● Short problem: State the number of lines in the material below that have "JSON" in them, without any other text.

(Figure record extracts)
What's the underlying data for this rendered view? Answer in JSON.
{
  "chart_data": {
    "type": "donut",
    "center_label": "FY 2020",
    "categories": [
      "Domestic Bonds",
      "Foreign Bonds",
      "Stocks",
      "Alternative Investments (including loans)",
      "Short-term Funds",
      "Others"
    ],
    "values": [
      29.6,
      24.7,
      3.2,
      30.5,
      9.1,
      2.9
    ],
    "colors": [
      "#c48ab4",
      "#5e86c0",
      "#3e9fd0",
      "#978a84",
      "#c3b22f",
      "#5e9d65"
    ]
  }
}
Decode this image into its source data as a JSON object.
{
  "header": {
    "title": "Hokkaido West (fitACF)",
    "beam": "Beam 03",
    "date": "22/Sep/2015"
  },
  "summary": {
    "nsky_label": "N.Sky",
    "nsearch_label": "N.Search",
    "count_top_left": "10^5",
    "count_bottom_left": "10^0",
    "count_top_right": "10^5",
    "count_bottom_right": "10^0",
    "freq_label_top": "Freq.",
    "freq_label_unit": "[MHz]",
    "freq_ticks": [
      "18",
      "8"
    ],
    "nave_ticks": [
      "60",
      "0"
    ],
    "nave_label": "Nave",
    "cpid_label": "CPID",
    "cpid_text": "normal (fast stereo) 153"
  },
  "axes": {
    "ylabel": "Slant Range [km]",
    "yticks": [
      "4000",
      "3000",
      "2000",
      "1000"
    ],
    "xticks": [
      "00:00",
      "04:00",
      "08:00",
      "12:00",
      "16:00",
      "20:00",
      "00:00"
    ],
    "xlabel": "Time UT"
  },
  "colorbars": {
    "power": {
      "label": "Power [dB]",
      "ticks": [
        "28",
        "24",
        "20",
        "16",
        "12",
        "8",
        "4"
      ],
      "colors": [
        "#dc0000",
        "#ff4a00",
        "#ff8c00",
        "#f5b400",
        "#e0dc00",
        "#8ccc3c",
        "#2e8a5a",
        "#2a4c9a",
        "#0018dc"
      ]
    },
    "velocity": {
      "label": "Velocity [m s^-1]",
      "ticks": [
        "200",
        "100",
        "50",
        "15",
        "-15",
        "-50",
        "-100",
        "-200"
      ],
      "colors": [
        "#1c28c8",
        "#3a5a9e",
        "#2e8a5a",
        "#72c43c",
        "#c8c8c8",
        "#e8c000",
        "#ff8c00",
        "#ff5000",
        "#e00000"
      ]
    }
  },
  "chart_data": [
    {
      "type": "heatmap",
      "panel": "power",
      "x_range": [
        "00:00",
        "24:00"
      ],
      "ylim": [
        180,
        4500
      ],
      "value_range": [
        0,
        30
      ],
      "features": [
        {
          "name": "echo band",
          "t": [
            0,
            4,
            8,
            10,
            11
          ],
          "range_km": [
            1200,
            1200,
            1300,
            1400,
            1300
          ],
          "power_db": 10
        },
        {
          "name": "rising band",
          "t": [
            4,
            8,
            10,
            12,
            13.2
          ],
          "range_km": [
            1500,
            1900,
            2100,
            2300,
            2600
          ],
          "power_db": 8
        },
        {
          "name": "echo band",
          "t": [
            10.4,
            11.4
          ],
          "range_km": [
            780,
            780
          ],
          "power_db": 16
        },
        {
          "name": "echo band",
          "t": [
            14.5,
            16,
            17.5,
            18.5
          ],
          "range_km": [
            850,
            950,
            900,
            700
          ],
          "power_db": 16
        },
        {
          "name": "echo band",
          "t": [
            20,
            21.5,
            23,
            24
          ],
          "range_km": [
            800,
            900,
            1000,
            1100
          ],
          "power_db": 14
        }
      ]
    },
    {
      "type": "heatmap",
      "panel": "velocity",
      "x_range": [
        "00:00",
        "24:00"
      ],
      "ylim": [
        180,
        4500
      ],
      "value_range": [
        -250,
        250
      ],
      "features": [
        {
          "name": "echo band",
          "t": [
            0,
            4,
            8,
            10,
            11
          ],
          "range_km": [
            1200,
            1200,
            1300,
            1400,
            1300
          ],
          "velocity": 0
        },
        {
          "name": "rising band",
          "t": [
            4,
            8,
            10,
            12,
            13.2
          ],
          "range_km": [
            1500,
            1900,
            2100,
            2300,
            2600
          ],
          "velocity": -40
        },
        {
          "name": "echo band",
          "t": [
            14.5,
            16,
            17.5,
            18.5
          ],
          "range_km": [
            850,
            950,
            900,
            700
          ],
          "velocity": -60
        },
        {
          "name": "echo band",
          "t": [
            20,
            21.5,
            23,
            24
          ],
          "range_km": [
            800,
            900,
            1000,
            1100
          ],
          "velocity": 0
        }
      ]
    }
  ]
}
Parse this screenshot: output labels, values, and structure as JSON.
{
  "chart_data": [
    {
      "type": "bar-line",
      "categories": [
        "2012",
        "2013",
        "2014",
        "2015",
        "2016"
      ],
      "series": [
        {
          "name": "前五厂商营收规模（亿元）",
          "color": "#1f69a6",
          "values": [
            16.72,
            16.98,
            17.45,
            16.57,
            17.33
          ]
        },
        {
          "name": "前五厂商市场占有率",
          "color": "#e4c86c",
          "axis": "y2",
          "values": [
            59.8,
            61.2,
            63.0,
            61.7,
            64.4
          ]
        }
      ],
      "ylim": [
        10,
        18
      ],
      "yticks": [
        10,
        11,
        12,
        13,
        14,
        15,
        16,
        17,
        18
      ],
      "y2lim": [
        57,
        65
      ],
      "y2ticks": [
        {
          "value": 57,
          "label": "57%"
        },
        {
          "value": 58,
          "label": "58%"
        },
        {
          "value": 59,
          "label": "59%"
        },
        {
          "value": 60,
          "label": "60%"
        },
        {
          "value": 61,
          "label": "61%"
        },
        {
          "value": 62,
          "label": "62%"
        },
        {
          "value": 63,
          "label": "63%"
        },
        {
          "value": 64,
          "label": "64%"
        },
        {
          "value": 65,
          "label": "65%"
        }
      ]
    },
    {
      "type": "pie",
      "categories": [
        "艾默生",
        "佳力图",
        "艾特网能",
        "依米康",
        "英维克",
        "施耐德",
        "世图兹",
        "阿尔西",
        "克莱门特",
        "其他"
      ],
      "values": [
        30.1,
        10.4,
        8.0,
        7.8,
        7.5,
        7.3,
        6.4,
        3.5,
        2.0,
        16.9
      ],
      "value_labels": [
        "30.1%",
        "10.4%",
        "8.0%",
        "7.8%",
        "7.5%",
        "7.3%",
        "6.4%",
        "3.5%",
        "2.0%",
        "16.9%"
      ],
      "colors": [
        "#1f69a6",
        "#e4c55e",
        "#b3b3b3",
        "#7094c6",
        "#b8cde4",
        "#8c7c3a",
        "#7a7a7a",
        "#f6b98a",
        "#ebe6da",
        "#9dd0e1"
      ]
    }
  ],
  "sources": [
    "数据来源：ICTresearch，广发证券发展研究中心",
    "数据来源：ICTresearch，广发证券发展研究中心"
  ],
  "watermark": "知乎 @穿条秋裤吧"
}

● Answer for this exercise: 3